■ DIRECTION ■
Repeat the data verbatim.

■ DATA TO USE ■
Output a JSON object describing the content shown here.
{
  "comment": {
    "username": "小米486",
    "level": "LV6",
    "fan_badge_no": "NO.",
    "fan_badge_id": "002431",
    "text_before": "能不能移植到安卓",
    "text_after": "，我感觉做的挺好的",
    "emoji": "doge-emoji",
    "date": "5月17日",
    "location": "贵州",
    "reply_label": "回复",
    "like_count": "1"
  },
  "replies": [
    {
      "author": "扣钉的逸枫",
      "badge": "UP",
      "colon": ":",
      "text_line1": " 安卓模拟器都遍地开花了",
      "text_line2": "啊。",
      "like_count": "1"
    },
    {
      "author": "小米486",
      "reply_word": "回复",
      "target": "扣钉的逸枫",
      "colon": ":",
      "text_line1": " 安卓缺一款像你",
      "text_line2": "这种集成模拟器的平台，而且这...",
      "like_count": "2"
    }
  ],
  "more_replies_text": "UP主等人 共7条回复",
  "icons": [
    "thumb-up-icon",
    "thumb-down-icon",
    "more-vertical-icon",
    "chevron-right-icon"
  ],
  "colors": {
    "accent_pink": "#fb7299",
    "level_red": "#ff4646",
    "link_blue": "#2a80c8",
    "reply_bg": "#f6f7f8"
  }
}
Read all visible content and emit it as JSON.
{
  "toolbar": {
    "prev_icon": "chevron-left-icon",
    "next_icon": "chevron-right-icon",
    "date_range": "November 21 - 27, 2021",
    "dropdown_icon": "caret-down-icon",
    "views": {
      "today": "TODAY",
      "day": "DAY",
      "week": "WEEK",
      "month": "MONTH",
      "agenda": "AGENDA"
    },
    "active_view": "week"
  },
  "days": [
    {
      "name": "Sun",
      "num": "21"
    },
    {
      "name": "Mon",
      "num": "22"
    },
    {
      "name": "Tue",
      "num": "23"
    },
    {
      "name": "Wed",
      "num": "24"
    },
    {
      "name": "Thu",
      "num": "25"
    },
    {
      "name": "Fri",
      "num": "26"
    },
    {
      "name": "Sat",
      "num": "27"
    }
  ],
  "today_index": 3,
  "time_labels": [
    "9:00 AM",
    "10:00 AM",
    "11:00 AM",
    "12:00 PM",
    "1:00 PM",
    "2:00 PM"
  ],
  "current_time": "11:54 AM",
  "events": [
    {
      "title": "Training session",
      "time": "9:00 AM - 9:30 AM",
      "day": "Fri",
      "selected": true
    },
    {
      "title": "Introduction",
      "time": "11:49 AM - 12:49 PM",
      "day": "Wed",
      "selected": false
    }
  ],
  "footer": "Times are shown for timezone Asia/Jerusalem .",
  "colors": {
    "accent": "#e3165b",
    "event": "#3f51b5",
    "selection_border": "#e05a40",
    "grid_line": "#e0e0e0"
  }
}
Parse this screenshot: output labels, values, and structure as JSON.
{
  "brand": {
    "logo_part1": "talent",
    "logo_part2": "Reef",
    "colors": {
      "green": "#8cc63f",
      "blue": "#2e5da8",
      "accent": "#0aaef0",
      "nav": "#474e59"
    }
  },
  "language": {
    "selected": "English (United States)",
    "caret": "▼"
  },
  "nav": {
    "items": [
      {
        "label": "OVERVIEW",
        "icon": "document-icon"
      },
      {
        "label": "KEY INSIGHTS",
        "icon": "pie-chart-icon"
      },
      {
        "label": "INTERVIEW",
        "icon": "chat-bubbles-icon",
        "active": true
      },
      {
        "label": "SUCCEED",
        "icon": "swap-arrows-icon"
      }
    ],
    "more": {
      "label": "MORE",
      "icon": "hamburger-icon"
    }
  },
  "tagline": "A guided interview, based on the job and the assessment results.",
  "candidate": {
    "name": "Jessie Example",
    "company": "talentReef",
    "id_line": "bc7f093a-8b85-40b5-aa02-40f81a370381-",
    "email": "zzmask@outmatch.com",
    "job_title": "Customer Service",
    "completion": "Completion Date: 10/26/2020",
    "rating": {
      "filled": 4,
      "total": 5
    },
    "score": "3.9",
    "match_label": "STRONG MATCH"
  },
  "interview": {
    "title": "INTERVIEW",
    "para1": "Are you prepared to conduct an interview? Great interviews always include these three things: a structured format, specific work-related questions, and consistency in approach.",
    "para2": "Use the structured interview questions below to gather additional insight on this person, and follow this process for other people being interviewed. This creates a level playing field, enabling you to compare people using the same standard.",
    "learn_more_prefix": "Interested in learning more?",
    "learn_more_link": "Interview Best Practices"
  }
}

■ RESULT FOR THIS EXERCISE ■
Output a JSON object describing the content shown here.
{
  "comment": {
    "username": "小米486",
    "level": "LV6",
    "fan_badge_no": "NO.",
    "fan_badge_id": "002431",
    "text_before": "能不能移植到安卓",
    "text_after": "，我感觉做的挺好的",
    "emoji": "doge-emoji",
    "date": "5月17日",
    "location": "贵州",
    "reply_label": "回复",
    "like_count": "1"
  },
  "replies": [
    {
      "author": "扣钉的逸枫",
      "badge": "UP",
      "colon": ":",
      "text_line1": " 安卓模拟器都遍地开花了",
      "text_line2": "啊。",
      "like_count": "1"
    },
    {
      "author": "小米486",
      "reply_word": "回复",
      "target": "扣钉的逸枫",
      "colon": ":",
      "text_line1": " 安卓缺一款像你",
      "text_line2": "这种集成模拟器的平台，而且这...",
      "like_count": "2"
    }
  ],
  "more_replies_text": "UP主等人 共7条回复",
  "icons": [
    "thumb-up-icon",
    "thumb-down-icon",
    "more-vertical-icon",
    "chevron-right-icon"
  ],
  "colors": {
    "accent_pink": "#fb7299",
    "level_red": "#ff4646",
    "link_blue": "#2a80c8",
    "reply_bg": "#f6f7f8"
  }
}
Read all visible content and emit it as JSON.
{
  "toolbar": {
    "prev_icon": "chevron-left-icon",
    "next_icon": "chevron-right-icon",
    "date_range": "November 21 - 27, 2021",
    "dropdown_icon": "caret-down-icon",
    "views": {
      "today": "TODAY",
      "day": "DAY",
      "week": "WEEK",
      "month": "MONTH",
      "agenda": "AGENDA"
    },
    "active_view": "week"
  },
  "days": [
    {
      "name": "Sun",
      "num": "21"
    },
    {
      "name": "Mon",
      "num": "22"
    },
    {
      "name": "Tue",
      "num": "23"
    },
    {
      "name": "Wed",
      "num": "24"
    },
    {
      "name": "Thu",
      "num": "25"
    },
    {
      "name": "Fri",
      "num": "26"
    },
    {
      "name": "Sat",
      "num": "27"
    }
  ],
  "today_index": 3,
  "time_labels": [
    "9:00 AM",
    "10:00 AM",
    "11:00 AM",
    "12:00 PM",
    "1:00 PM",
    "2:00 PM"
  ],
  "current_time": "11:54 AM",
  "events": [
    {
      "title": "Training session",
      "time": "9:00 AM - 9:30 AM",
      "day": "Fri",
      "selected": true
    },
    {
      "title": "Introduction",
      "time": "11:49 AM - 12:49 PM",
      "day": "Wed",
      "selected": false
    }
  ],
  "footer": "Times are shown for timezone Asia/Jerusalem .",
  "colors": {
    "accent": "#e3165b",
    "event": "#3f51b5",
    "selection_border": "#e05a40",
    "grid_line": "#e0e0e0"
  }
}
Parse this screenshot: output labels, values, and structure as JSON.
{
  "brand": {
    "logo_part1": "talent",
    "logo_part2": "Reef",
    "colors": {
      "green": "#8cc63f",
      "blue": "#2e5da8",
      "accent": "#0aaef0",
      "nav": "#474e59"
    }
  },
  "language": {
    "selected": "English (United States)",
    "caret": "▼"
  },
  "nav": {
    "items": [
      {
        "label": "OVERVIEW",
        "icon": "document-icon"
      },
      {
        "label": "KEY INSIGHTS",
        "icon": "pie-chart-icon"
      },
      {
        "label": "INTERVIEW",
        "icon": "chat-bubbles-icon",
        "active": true
      },
      {
        "label": "SUCCEED",
        "icon": "swap-arrows-icon"
      }
    ],
    "more": {
      "label": "MORE",
      "icon": "hamburger-icon"
    }
  },
  "tagline": "A guided interview, based on the job and the assessment results.",
  "candidate": {
    "name": "Jessie Example",
    "company": "talentReef",
    "id_line": "bc7f093a-8b85-40b5-aa02-40f81a370381-",
    "email": "zzmask@outmatch.com",
    "job_title": "Customer Service",
    "completion": "Completion Date: 10/26/2020",
    "rating": {
      "filled": 4,
      "total": 5
    },
    "score": "3.9",
    "match_label": "STRONG MATCH"
  },
  "interview": {
    "title": "INTERVIEW",
    "para1": "Are you prepared to conduct an interview? Great interviews always include these three things: a structured format, specific work-related questions, and consistency in approach.",
    "para2": "Use the structured interview questions below to gather additional insight on this person, and follow this process for other people being interviewed. This creates a level playing field, enabling you to compare people using the same standard.",
    "learn_more_prefix": "Interested in learning more?",
    "learn_more_link": "Interview Best Practices"
  }
}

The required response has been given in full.